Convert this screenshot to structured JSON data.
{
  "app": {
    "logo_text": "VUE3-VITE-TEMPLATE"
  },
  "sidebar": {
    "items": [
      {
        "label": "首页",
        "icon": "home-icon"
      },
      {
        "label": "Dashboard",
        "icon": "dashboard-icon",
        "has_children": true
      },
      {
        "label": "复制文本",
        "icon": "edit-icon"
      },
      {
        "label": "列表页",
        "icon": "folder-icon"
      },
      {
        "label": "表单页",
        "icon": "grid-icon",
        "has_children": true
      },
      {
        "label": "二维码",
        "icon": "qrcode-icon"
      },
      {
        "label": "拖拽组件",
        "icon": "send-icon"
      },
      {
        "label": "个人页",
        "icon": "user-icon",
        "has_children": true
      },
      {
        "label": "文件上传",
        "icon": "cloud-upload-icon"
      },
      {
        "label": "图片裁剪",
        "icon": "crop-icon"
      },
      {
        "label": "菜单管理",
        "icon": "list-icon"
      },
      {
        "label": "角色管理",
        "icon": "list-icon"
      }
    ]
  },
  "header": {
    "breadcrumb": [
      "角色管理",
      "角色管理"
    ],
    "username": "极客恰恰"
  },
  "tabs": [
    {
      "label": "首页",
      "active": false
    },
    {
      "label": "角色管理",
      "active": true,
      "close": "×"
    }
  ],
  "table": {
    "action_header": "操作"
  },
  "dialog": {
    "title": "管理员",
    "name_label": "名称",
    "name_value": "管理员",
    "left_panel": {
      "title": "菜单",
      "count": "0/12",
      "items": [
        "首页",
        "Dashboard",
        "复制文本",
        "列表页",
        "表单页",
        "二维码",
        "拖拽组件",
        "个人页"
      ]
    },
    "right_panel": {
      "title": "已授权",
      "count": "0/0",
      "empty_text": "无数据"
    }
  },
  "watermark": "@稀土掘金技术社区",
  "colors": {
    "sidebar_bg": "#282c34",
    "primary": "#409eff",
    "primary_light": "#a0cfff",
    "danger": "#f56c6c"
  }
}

--- --- ---

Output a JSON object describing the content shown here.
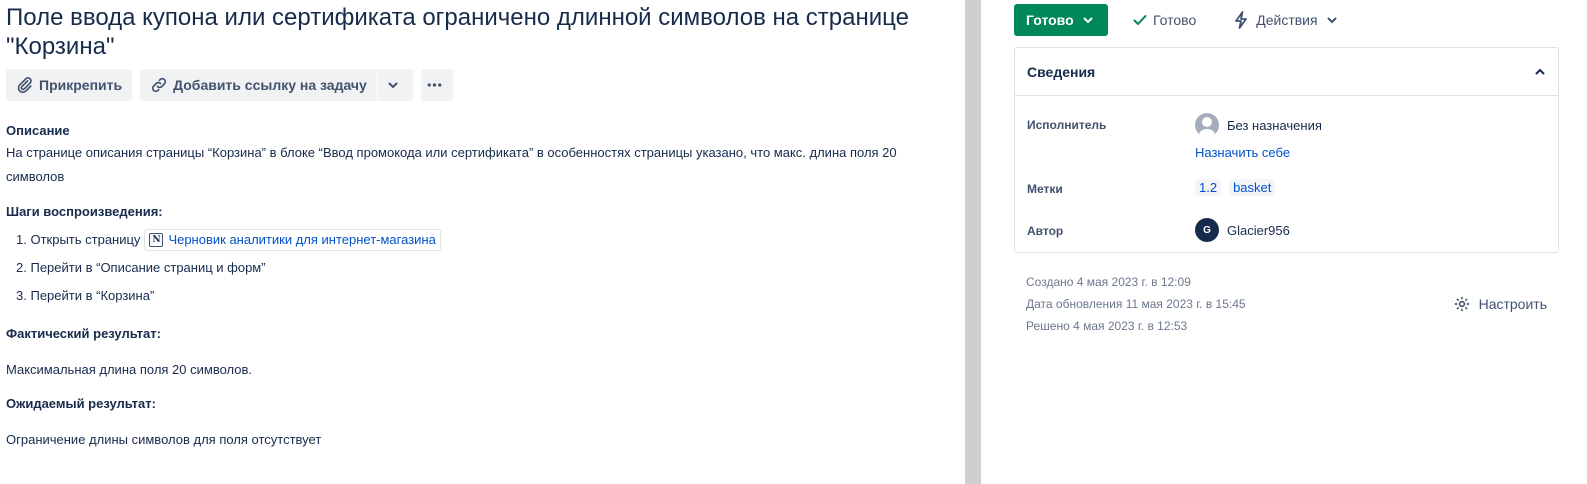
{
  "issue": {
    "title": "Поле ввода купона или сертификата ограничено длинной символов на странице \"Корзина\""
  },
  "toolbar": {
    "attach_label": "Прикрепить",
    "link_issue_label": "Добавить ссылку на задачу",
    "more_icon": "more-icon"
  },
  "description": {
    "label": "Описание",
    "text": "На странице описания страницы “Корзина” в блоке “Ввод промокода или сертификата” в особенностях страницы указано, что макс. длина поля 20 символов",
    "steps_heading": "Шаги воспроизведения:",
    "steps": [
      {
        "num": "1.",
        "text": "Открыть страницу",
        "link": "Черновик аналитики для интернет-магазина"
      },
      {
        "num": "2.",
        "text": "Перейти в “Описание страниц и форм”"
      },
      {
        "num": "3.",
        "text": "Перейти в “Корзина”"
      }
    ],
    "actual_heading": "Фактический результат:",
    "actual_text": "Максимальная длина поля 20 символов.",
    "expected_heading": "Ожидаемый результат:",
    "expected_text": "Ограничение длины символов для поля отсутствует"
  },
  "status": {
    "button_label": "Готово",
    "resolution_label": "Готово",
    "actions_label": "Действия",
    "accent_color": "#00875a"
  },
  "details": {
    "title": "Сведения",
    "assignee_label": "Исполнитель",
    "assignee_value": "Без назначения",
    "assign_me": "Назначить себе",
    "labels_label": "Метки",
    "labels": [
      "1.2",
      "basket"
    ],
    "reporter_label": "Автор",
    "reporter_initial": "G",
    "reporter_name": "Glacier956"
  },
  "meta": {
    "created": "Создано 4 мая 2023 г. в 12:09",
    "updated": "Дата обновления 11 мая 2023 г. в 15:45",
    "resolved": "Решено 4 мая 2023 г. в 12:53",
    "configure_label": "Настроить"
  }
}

--- --- ---

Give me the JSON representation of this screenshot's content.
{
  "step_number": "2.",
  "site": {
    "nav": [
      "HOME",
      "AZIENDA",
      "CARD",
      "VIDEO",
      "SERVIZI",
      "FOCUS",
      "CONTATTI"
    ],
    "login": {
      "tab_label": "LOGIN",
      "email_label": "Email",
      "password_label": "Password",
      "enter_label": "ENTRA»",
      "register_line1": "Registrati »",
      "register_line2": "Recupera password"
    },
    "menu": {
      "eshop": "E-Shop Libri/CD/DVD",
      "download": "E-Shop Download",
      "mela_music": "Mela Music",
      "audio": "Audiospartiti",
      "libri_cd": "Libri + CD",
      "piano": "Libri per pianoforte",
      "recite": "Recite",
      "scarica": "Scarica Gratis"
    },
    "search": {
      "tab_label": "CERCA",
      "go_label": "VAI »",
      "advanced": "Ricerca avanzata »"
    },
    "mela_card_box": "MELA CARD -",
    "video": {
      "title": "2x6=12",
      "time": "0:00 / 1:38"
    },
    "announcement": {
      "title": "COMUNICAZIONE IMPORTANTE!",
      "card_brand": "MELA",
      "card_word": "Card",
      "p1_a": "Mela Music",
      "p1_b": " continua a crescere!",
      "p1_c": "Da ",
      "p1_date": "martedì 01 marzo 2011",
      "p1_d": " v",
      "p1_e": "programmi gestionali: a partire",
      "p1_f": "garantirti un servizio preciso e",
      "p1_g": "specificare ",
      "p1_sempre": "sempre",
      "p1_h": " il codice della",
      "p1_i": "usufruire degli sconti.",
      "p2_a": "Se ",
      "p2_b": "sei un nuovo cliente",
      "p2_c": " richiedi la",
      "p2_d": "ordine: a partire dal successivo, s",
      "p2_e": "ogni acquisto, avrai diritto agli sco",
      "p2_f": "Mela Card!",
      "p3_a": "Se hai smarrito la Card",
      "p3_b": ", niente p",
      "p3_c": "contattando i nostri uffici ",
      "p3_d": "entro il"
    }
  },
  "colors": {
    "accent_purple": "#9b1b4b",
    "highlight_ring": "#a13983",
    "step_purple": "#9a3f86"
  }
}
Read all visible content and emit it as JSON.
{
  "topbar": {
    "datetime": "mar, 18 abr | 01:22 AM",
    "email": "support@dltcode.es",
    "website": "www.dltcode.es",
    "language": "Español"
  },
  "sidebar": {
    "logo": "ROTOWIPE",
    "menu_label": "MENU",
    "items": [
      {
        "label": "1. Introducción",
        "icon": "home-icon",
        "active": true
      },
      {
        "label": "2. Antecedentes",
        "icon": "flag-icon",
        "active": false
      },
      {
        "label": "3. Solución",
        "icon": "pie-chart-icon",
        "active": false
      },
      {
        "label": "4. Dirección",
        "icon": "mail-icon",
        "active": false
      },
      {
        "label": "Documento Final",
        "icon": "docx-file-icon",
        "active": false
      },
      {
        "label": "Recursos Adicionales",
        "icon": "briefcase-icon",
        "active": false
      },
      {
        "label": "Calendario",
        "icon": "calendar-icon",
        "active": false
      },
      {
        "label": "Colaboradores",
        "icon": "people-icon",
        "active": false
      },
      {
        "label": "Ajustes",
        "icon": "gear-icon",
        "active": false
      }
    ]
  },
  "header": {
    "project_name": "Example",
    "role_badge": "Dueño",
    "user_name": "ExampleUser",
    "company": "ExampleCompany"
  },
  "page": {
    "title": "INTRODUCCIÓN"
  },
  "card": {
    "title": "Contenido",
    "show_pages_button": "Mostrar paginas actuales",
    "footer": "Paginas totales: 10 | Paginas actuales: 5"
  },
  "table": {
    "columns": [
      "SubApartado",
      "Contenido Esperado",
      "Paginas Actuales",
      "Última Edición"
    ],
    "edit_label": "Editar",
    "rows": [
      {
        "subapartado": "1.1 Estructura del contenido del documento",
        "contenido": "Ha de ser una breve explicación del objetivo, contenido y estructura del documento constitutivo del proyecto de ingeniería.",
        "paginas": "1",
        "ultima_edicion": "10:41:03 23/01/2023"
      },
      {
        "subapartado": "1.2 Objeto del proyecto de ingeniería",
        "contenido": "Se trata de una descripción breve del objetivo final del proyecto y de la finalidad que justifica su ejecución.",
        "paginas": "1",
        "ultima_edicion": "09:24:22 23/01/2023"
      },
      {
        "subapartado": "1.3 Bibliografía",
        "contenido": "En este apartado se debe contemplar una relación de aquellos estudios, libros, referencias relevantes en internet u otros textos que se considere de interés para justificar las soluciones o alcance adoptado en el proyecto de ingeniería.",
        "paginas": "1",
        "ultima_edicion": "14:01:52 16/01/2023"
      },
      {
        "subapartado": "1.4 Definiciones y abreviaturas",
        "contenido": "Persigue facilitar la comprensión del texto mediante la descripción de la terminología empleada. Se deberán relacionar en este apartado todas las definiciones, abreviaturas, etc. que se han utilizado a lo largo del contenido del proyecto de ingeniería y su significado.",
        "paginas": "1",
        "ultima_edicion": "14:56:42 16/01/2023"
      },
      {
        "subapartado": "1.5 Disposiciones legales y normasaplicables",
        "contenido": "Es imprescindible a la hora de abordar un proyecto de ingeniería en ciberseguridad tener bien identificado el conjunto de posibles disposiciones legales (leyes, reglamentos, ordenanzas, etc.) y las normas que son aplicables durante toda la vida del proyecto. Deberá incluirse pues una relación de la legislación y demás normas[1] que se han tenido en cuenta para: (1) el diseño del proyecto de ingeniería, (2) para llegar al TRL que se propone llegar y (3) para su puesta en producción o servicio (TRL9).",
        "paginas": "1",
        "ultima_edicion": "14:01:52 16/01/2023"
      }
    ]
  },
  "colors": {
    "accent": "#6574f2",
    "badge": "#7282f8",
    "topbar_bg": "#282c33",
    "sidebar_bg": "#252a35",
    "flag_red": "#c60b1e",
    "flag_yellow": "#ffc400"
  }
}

--- --- ---

• **Work to be completed**
Identify the lines that contain the string "this", and copy every one of them.

• **Problem solution**
Convert this screenshot to structured JSON data.
Give me the JSON representation of this screenshot's content.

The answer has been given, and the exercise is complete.